::: Material shown :::

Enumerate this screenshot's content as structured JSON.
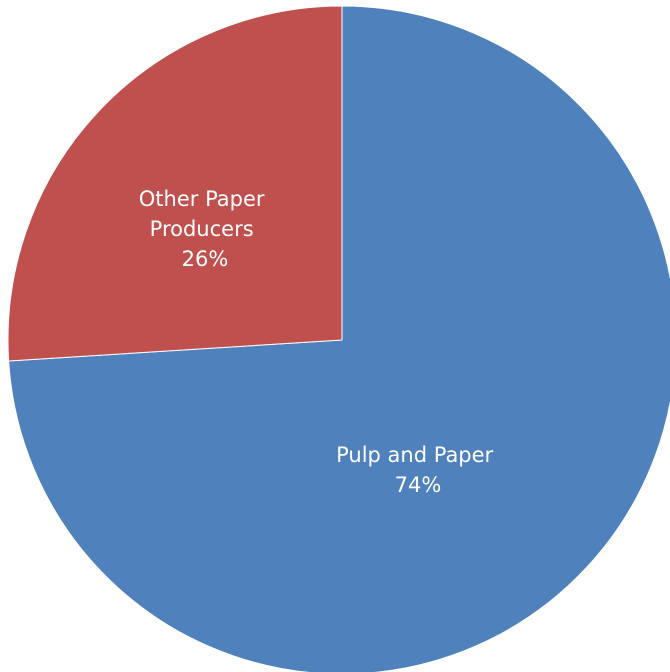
{
  "chart_data": {
    "type": "pie",
    "title": "",
    "start_angle_deg": 0,
    "direction": "clockwise",
    "slices": [
      {
        "name": "Pulp and Paper",
        "value": 74,
        "value_label": "74%",
        "color": "#4f81bd"
      },
      {
        "name": "Other Paper Producers",
        "value": 26,
        "value_label": "26%",
        "color": "#c0504d"
      }
    ],
    "legend": "none",
    "data_labels": "inside"
  }
}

:::

Task objective -> Return the listing above in full and without alteration, excluding its pictures.

Answer to this problem ->
Enumerate this screenshot's content as structured JSON.
{
  "chart_data": {
    "type": "pie",
    "title": "",
    "start_angle_deg": 0,
    "direction": "clockwise",
    "slices": [
      {
        "name": "Pulp and Paper",
        "value": 74,
        "value_label": "74%",
        "color": "#4f81bd"
      },
      {
        "name": "Other Paper Producers",
        "value": 26,
        "value_label": "26%",
        "color": "#c0504d"
      }
    ],
    "legend": "none",
    "data_labels": "inside"
  }
}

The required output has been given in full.